▸ **Objective**
Output the material beneath exactly, leaving nothing out.
* start Material to process *
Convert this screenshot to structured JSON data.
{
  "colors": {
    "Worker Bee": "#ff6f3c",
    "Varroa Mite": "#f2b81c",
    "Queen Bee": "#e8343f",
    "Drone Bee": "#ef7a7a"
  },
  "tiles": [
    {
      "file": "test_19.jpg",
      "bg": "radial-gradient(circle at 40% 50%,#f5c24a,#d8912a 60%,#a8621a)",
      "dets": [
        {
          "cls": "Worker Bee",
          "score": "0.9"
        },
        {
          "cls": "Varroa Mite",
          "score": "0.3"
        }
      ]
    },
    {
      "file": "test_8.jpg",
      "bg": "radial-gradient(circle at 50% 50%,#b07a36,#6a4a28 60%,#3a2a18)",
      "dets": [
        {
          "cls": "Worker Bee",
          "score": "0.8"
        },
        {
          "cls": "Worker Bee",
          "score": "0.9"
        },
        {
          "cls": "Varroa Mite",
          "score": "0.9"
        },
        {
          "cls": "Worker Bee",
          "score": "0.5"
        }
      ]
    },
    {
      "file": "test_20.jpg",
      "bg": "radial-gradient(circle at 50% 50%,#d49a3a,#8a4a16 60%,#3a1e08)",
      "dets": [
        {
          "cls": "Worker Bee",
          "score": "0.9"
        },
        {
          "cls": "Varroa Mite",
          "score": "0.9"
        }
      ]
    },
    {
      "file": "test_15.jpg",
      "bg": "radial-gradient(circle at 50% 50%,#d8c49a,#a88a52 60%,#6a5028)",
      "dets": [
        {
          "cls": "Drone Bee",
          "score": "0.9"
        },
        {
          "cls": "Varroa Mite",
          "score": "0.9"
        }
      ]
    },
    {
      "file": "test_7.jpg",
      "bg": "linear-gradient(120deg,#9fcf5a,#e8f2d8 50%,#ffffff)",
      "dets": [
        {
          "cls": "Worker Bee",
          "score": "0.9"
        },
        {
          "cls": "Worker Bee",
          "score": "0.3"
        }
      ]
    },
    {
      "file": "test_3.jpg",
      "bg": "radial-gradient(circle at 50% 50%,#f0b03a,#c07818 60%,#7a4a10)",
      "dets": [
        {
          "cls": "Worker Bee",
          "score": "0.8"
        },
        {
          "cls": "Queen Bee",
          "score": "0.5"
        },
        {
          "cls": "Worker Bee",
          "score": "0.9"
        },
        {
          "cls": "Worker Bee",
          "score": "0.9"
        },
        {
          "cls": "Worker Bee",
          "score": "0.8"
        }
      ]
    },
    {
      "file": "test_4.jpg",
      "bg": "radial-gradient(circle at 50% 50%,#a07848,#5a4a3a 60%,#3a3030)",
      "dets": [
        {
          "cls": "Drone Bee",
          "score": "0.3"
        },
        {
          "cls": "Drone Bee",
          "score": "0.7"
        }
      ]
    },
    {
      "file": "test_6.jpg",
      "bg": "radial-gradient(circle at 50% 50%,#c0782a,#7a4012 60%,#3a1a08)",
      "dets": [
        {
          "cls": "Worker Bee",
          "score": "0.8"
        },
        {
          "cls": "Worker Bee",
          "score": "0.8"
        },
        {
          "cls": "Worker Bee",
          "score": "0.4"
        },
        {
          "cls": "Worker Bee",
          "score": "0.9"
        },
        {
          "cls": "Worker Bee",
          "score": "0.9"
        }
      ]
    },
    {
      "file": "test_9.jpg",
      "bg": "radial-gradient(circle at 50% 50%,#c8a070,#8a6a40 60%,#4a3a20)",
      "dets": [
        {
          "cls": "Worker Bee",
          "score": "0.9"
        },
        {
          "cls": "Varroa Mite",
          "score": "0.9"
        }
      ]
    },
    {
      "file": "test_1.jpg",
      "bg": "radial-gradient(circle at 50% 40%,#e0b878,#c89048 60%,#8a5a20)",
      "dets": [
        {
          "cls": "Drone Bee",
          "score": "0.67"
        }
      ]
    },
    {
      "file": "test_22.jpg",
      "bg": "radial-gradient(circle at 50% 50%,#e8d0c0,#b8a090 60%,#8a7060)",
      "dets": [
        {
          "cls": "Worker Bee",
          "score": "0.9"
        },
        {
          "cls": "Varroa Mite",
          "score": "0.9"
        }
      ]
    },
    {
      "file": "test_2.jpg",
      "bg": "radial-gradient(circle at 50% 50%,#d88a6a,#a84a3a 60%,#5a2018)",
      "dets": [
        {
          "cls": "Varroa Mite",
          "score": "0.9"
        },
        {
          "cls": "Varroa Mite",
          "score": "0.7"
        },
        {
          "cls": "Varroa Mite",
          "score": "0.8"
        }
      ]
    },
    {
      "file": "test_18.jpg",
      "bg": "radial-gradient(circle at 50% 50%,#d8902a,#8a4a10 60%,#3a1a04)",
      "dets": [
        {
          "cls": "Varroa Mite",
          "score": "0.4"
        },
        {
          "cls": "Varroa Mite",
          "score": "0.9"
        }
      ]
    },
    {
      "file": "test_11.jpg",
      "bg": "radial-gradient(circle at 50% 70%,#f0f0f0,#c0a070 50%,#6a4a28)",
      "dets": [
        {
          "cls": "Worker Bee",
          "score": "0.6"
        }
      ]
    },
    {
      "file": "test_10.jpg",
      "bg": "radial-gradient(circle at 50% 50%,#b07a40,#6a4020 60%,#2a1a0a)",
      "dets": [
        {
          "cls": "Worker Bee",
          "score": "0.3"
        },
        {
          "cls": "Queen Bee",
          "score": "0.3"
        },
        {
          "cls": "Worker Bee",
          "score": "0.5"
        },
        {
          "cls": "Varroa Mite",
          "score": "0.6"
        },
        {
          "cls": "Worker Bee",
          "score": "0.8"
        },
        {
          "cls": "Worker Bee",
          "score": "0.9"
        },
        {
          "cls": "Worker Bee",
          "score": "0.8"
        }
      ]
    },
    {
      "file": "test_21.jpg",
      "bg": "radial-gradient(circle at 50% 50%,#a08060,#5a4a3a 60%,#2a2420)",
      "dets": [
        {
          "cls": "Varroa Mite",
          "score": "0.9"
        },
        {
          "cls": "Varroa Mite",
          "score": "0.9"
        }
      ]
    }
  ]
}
* end Material to process *
▸ **Answer to this exercise**
Convert this screenshot to structured JSON data.
{
  "colors": {
    "Worker Bee": "#ff6f3c",
    "Varroa Mite": "#f2b81c",
    "Queen Bee": "#e8343f",
    "Drone Bee": "#ef7a7a"
  },
  "tiles": [
    {
      "file": "test_19.jpg",
      "bg": "radial-gradient(circle at 40% 50%,#f5c24a,#d8912a 60%,#a8621a)",
      "dets": [
        {
          "cls": "Worker Bee",
          "score": "0.9"
        },
        {
          "cls": "Varroa Mite",
          "score": "0.3"
        }
      ]
    },
    {
      "file": "test_8.jpg",
      "bg": "radial-gradient(circle at 50% 50%,#b07a36,#6a4a28 60%,#3a2a18)",
      "dets": [
        {
          "cls": "Worker Bee",
          "score": "0.8"
        },
        {
          "cls": "Worker Bee",
          "score": "0.9"
        },
        {
          "cls": "Varroa Mite",
          "score": "0.9"
        },
        {
          "cls": "Worker Bee",
          "score": "0.5"
        }
      ]
    },
    {
      "file": "test_20.jpg",
      "bg": "radial-gradient(circle at 50% 50%,#d49a3a,#8a4a16 60%,#3a1e08)",
      "dets": [
        {
          "cls": "Worker Bee",
          "score": "0.9"
        },
        {
          "cls": "Varroa Mite",
          "score": "0.9"
        }
      ]
    },
    {
      "file": "test_15.jpg",
      "bg": "radial-gradient(circle at 50% 50%,#d8c49a,#a88a52 60%,#6a5028)",
      "dets": [
        {
          "cls": "Drone Bee",
          "score": "0.9"
        },
        {
          "cls": "Varroa Mite",
          "score": "0.9"
        }
      ]
    },
    {
      "file": "test_7.jpg",
      "bg": "linear-gradient(120deg,#9fcf5a,#e8f2d8 50%,#ffffff)",
      "dets": [
        {
          "cls": "Worker Bee",
          "score": "0.9"
        },
        {
          "cls": "Worker Bee",
          "score": "0.3"
        }
      ]
    },
    {
      "file": "test_3.jpg",
      "bg": "radial-gradient(circle at 50% 50%,#f0b03a,#c07818 60%,#7a4a10)",
      "dets": [
        {
          "cls": "Worker Bee",
          "score": "0.8"
        },
        {
          "cls": "Queen Bee",
          "score": "0.5"
        },
        {
          "cls": "Worker Bee",
          "score": "0.9"
        },
        {
          "cls": "Worker Bee",
          "score": "0.9"
        },
        {
          "cls": "Worker Bee",
          "score": "0.8"
        }
      ]
    },
    {
      "file": "test_4.jpg",
      "bg": "radial-gradient(circle at 50% 50%,#a07848,#5a4a3a 60%,#3a3030)",
      "dets": [
        {
          "cls": "Drone Bee",
          "score": "0.3"
        },
        {
          "cls": "Drone Bee",
          "score": "0.7"
        }
      ]
    },
    {
      "file": "test_6.jpg",
      "bg": "radial-gradient(circle at 50% 50%,#c0782a,#7a4012 60%,#3a1a08)",
      "dets": [
        {
          "cls": "Worker Bee",
          "score": "0.8"
        },
        {
          "cls": "Worker Bee",
          "score": "0.8"
        },
        {
          "cls": "Worker Bee",
          "score": "0.4"
        },
        {
          "cls": "Worker Bee",
          "score": "0.9"
        },
        {
          "cls": "Worker Bee",
          "score": "0.9"
        }
      ]
    },
    {
      "file": "test_9.jpg",
      "bg": "radial-gradient(circle at 50% 50%,#c8a070,#8a6a40 60%,#4a3a20)",
      "dets": [
        {
          "cls": "Worker Bee",
          "score": "0.9"
        },
        {
          "cls": "Varroa Mite",
          "score": "0.9"
        }
      ]
    },
    {
      "file": "test_1.jpg",
      "bg": "radial-gradient(circle at 50% 40%,#e0b878,#c89048 60%,#8a5a20)",
      "dets": [
        {
          "cls": "Drone Bee",
          "score": "0.67"
        }
      ]
    },
    {
      "file": "test_22.jpg",
      "bg": "radial-gradient(circle at 50% 50%,#e8d0c0,#b8a090 60%,#8a7060)",
      "dets": [
        {
          "cls": "Worker Bee",
          "score": "0.9"
        },
        {
          "cls": "Varroa Mite",
          "score": "0.9"
        }
      ]
    },
    {
      "file": "test_2.jpg",
      "bg": "radial-gradient(circle at 50% 50%,#d88a6a,#a84a3a 60%,#5a2018)",
      "dets": [
        {
          "cls": "Varroa Mite",
          "score": "0.9"
        },
        {
          "cls": "Varroa Mite",
          "score": "0.7"
        },
        {
          "cls": "Varroa Mite",
          "score": "0.8"
        }
      ]
    },
    {
      "file": "test_18.jpg",
      "bg": "radial-gradient(circle at 50% 50%,#d8902a,#8a4a10 60%,#3a1a04)",
      "dets": [
        {
          "cls": "Varroa Mite",
          "score": "0.4"
        },
        {
          "cls": "Varroa Mite",
          "score": "0.9"
        }
      ]
    },
    {
      "file": "test_11.jpg",
      "bg": "radial-gradient(circle at 50% 70%,#f0f0f0,#c0a070 50%,#6a4a28)",
      "dets": [
        {
          "cls": "Worker Bee",
          "score": "0.6"
        }
      ]
    },
    {
      "file": "test_10.jpg",
      "bg": "radial-gradient(circle at 50% 50%,#b07a40,#6a4020 60%,#2a1a0a)",
      "dets": [
        {
          "cls": "Worker Bee",
          "score": "0.3"
        },
        {
          "cls": "Queen Bee",
          "score": "0.3"
        },
        {
          "cls": "Worker Bee",
          "score": "0.5"
        },
        {
          "cls": "Varroa Mite",
          "score": "0.6"
        },
        {
          "cls": "Worker Bee",
          "score": "0.8"
        },
        {
          "cls": "Worker Bee",
          "score": "0.9"
        },
        {
          "cls": "Worker Bee",
          "score": "0.8"
        }
      ]
    },
    {
      "file": "test_21.jpg",
      "bg": "radial-gradient(circle at 50% 50%,#a08060,#5a4a3a 60%,#2a2420)",
      "dets": [
        {
          "cls": "Varroa Mite",
          "score": "0.9"
        },
        {
          "cls": "Varroa Mite",
          "score": "0.9"
        }
      ]
    }
  ]
}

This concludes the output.